* EXERCISE TASK *
Give the number of lines in the data that hold the string "自悟自得". Nothing else is needed.

* Data excerpts *

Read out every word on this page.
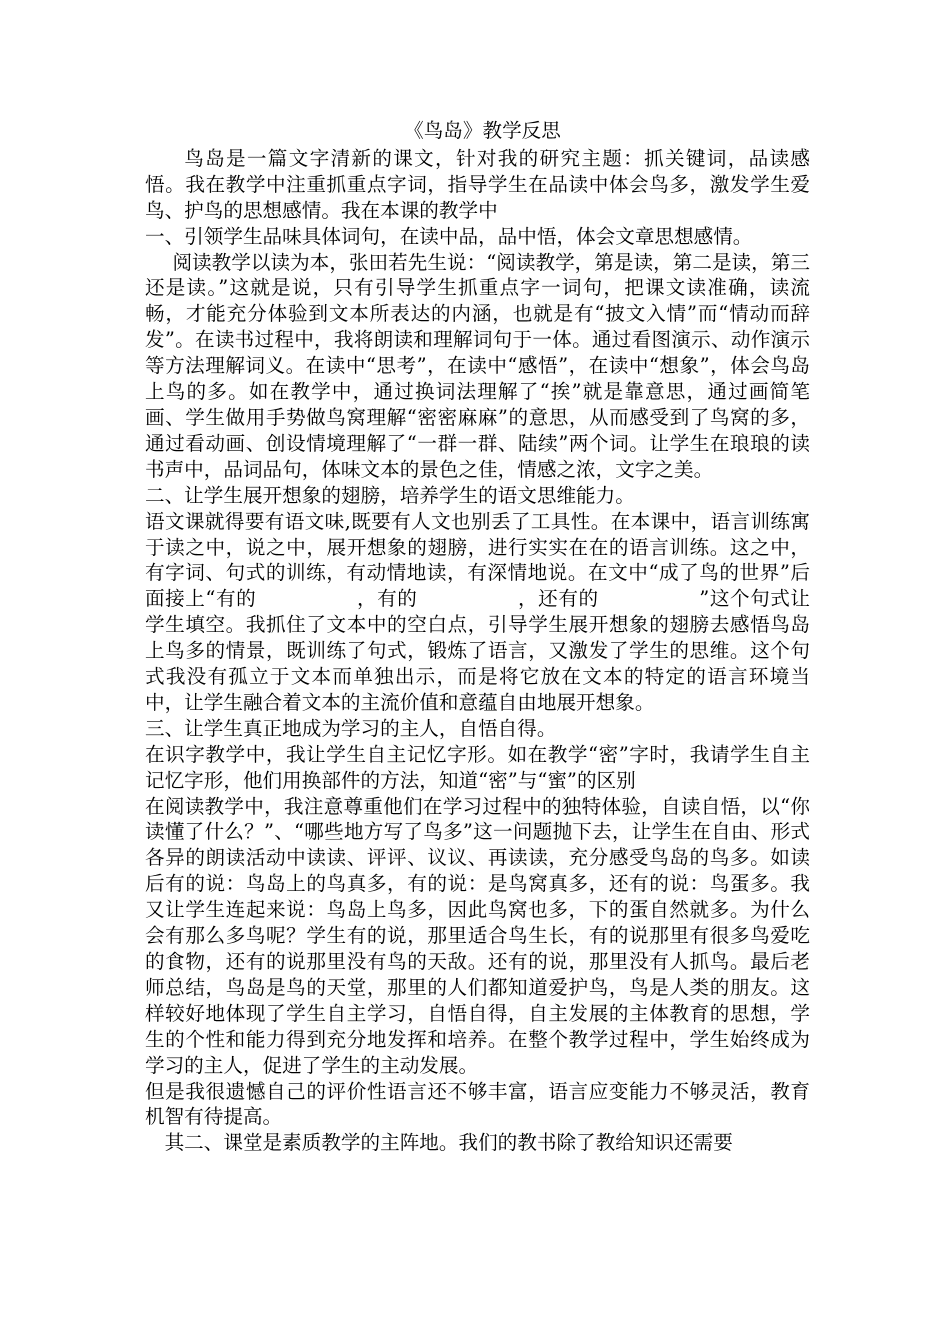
《鸟岛》教学反思

鸟岛是一篇文字清新的课文，针对我的研究主题：抓关键词，品读感悟。我在教学中注重抓重点字词，指导学生在品读中体会鸟多，激发学生爱鸟、护鸟的思想感情。我在本课的教学中

一、引领学生品味具体词句，在读中品，品中悟，体会文章思想感情。

阅读教学以读为本，张田若先生说：“阅读教学，第是读，第二是读，第三还是读。”这就是说，只有引导学生抓重点字一词句，把课文读准确，读流畅，才能充分体验到文本所表达的内涵，也就是有“披文入情”而“情动而辞发”。在读书过程中，我将朗读和理解词句于一体。通过看图演示、动作演示等方法理解词义。在读中“思考”，在读中“感悟”，在读中“想象”，体会鸟岛上鸟的多。如在教学中，通过换词法理解了“挨”就是靠意思，通过画简笔画、学生做用手势做鸟窝理解“密密麻麻”的意思，从而感受到了鸟窝的多，通过看动画、创设情境理解了“一群一群、陆续”两个词。让学生在琅琅的读书声中，品词品句，体味文本的景色之佳，情感之浓，文字之美。

二、让学生展开想象的翅膀，培养学生的语文思维能力。

语文课就得要有语文味,既要有人文也别丢了工具性。在本课中，语言训练寓于读之中，说之中，展开想象的翅膀，进行实实在在的语言训练。这之中，有字词、句式的训练，有动情地读，有深情地说。在文中“成了鸟的世界”后面接上“有的　　　　　，有的　　　　　，还有的　　　　　”这个句式让学生填空。我抓住了文本中的空白点，引导学生展开想象的翅膀去感悟鸟岛上鸟多的情景，既训练了句式，锻炼了语言，又激发了学生的思维。这个句式我没有孤立于文本而单独出示，而是将它放在文本的特定的语言环境当中，让学生融合着文本的主流价值和意蕴自由地展开想象。

三、让学生真正地成为学习的主人，自悟自得。

在识字教学中，我让学生自主记忆字形。如在教学“密”字时，我请学生自主记忆字形，他们用换部件的方法，知道“密”与“蜜”的区别

在阅读教学中，我注意尊重他们在学习过程中的独特体验，自读自悟，以“你读懂了什么？”、“哪些地方写了鸟多”这一问题抛下去，让学生在自由、形式各异的朗读活动中读读、评评、议议、再读读，充分感受鸟岛的鸟多。如读后有的说：鸟岛上的鸟真多，有的说：是鸟窝真多，还有的说：鸟蛋多。我又让学生连起来说：鸟岛上鸟多，因此鸟窝也多，下的蛋自然就多。为什么会有那么多鸟呢？学生有的说，那里适合鸟生长，有的说那里有很多鸟爱吃的食物，还有的说那里没有鸟的天敌。还有的说，那里没有人抓鸟。最后老师总结，鸟岛是鸟的天堂，那里的人们都知道爱护鸟，鸟是人类的朋友。这样较好地体现了学生自主学习，自悟自得，自主发展的主体教育的思想，学生的个性和能力得到充分地发挥和培养。在整个教学过程中，学生始终成为学习的主人，促进了学生的主动发展。

但是我很遗憾自己的评价性语言还不够丰富，语言应变能力不够灵活，教育机智有待提高。

其二、课堂是素质教学的主阵地。我们的教书除了教给知识还需要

* SOLUTION BELOW *
2